Do this: Return the material word for word. Do not include pictures.

Records to use:
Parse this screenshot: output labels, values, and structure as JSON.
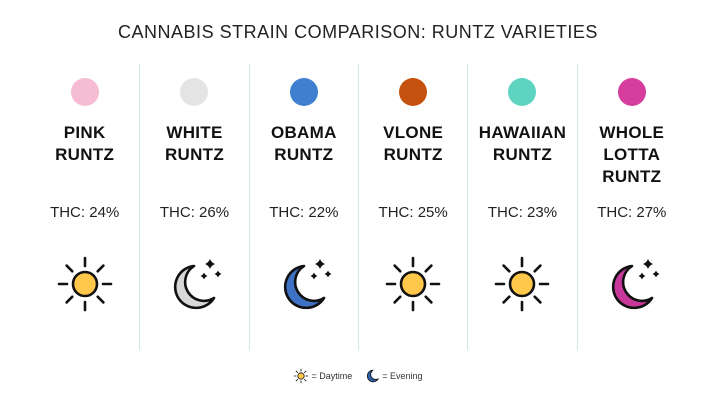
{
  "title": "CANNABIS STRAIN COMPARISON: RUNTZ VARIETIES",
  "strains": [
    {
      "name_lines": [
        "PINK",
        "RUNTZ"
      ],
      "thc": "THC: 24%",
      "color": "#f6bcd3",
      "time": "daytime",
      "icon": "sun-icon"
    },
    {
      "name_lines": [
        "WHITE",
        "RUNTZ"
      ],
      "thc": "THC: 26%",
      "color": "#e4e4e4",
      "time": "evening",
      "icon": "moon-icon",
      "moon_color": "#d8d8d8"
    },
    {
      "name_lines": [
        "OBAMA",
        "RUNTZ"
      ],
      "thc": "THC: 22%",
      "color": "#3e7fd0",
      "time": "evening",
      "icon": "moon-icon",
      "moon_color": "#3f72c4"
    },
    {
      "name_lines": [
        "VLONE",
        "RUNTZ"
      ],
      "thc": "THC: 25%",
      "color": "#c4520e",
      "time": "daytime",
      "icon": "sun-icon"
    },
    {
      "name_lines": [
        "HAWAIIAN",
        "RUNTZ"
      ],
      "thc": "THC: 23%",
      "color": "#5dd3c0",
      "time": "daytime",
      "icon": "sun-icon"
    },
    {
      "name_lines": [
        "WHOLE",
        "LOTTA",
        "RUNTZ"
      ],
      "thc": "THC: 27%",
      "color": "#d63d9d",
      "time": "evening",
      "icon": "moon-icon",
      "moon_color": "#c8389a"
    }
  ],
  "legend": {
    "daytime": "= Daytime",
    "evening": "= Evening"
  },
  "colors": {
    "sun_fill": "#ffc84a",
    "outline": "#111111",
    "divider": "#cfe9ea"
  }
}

Exercise output:
Parse this screenshot: output labels, values, and structure as JSON.
{
  "title": "CANNABIS STRAIN COMPARISON: RUNTZ VARIETIES",
  "strains": [
    {
      "name_lines": [
        "PINK",
        "RUNTZ"
      ],
      "thc": "THC: 24%",
      "color": "#f6bcd3",
      "time": "daytime",
      "icon": "sun-icon"
    },
    {
      "name_lines": [
        "WHITE",
        "RUNTZ"
      ],
      "thc": "THC: 26%",
      "color": "#e4e4e4",
      "time": "evening",
      "icon": "moon-icon",
      "moon_color": "#d8d8d8"
    },
    {
      "name_lines": [
        "OBAMA",
        "RUNTZ"
      ],
      "thc": "THC: 22%",
      "color": "#3e7fd0",
      "time": "evening",
      "icon": "moon-icon",
      "moon_color": "#3f72c4"
    },
    {
      "name_lines": [
        "VLONE",
        "RUNTZ"
      ],
      "thc": "THC: 25%",
      "color": "#c4520e",
      "time": "daytime",
      "icon": "sun-icon"
    },
    {
      "name_lines": [
        "HAWAIIAN",
        "RUNTZ"
      ],
      "thc": "THC: 23%",
      "color": "#5dd3c0",
      "time": "daytime",
      "icon": "sun-icon"
    },
    {
      "name_lines": [
        "WHOLE",
        "LOTTA",
        "RUNTZ"
      ],
      "thc": "THC: 27%",
      "color": "#d63d9d",
      "time": "evening",
      "icon": "moon-icon",
      "moon_color": "#c8389a"
    }
  ],
  "legend": {
    "daytime": "= Daytime",
    "evening": "= Evening"
  },
  "colors": {
    "sun_fill": "#ffc84a",
    "outline": "#111111",
    "divider": "#cfe9ea"
  }
}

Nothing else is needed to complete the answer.